- _GOAL OF THE EXERCISE_
Copy out each line that includes the word "MORBIDONI".

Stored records
----------

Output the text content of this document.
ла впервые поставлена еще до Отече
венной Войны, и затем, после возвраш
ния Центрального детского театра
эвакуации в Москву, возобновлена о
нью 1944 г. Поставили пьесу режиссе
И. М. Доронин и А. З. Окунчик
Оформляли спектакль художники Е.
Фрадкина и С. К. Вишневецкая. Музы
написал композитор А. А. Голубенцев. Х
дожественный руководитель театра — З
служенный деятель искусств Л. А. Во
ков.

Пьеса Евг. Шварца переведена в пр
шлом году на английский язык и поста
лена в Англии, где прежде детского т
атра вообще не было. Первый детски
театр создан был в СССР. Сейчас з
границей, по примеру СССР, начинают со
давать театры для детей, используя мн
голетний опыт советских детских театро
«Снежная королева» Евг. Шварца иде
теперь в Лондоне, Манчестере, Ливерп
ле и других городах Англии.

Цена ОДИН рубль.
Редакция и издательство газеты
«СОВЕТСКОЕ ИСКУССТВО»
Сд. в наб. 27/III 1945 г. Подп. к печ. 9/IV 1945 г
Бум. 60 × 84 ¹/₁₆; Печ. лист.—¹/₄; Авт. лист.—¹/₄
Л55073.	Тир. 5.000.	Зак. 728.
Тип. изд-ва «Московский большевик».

----------

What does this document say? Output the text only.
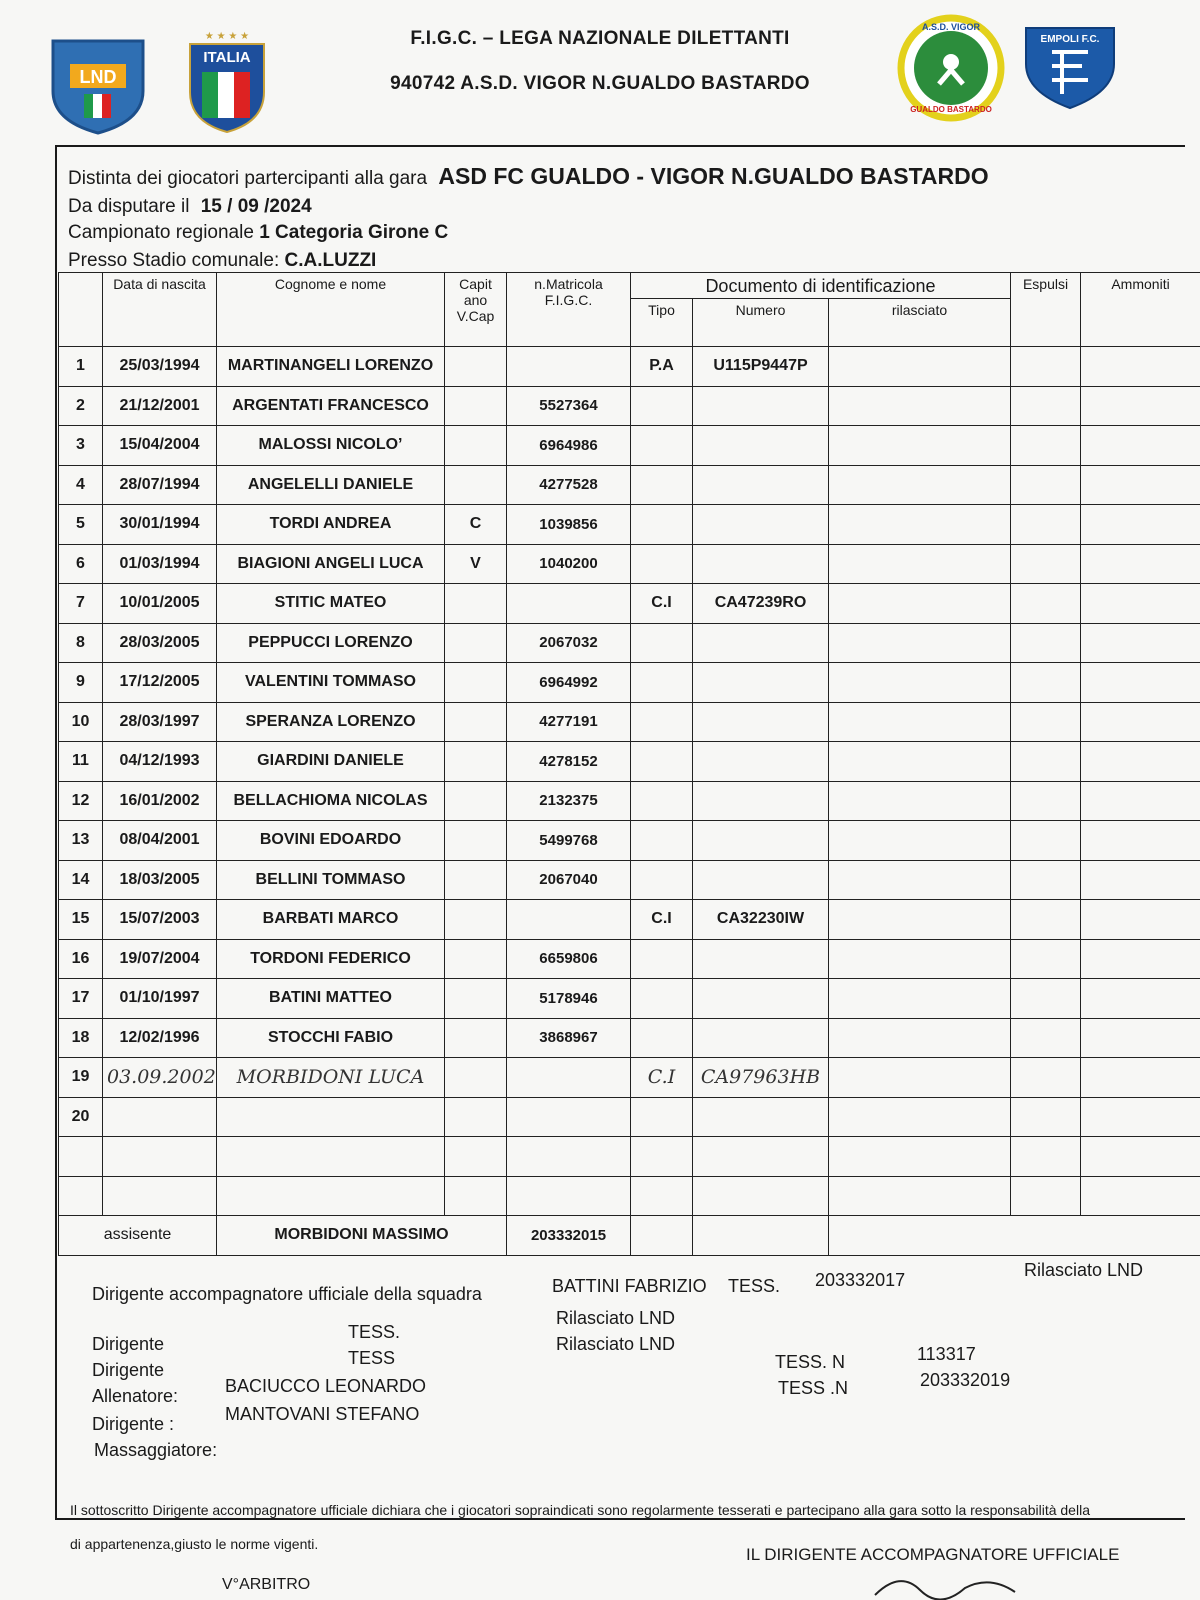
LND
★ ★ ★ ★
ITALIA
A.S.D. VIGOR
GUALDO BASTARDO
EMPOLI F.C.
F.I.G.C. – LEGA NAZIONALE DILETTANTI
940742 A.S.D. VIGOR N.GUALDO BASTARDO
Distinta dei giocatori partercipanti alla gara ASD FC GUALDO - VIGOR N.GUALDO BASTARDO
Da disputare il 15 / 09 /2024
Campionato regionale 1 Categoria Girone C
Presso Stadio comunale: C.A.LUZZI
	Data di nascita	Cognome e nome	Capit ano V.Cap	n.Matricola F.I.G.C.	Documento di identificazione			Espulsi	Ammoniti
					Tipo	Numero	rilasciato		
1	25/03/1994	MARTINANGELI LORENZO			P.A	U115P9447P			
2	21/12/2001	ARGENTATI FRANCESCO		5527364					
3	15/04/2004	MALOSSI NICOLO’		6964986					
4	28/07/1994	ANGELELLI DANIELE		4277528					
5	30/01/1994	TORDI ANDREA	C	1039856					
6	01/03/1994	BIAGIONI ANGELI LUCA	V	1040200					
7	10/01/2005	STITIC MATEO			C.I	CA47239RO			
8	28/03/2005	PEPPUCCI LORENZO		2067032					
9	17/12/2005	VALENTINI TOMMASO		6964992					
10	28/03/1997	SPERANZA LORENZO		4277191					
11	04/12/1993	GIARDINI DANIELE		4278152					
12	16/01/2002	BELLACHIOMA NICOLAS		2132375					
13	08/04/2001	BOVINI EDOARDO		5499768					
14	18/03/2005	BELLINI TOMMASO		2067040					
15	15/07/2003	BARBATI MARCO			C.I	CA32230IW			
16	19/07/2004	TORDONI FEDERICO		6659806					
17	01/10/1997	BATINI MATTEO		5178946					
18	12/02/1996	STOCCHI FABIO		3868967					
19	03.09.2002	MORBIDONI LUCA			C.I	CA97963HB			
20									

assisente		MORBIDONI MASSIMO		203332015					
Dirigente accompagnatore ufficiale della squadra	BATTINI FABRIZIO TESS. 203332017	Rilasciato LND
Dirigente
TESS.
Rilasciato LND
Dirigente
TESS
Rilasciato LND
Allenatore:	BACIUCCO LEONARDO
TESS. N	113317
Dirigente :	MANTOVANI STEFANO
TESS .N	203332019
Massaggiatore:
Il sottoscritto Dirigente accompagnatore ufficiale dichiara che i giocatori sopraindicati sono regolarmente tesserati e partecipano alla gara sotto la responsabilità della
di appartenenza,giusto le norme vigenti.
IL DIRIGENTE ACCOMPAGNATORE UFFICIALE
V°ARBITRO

----------

- _TASK RESULT_
19	03.09.2002	MORBIDONI LUCA			C.I	CA97963HB			
assisente		MORBIDONI MASSIMO		203332015					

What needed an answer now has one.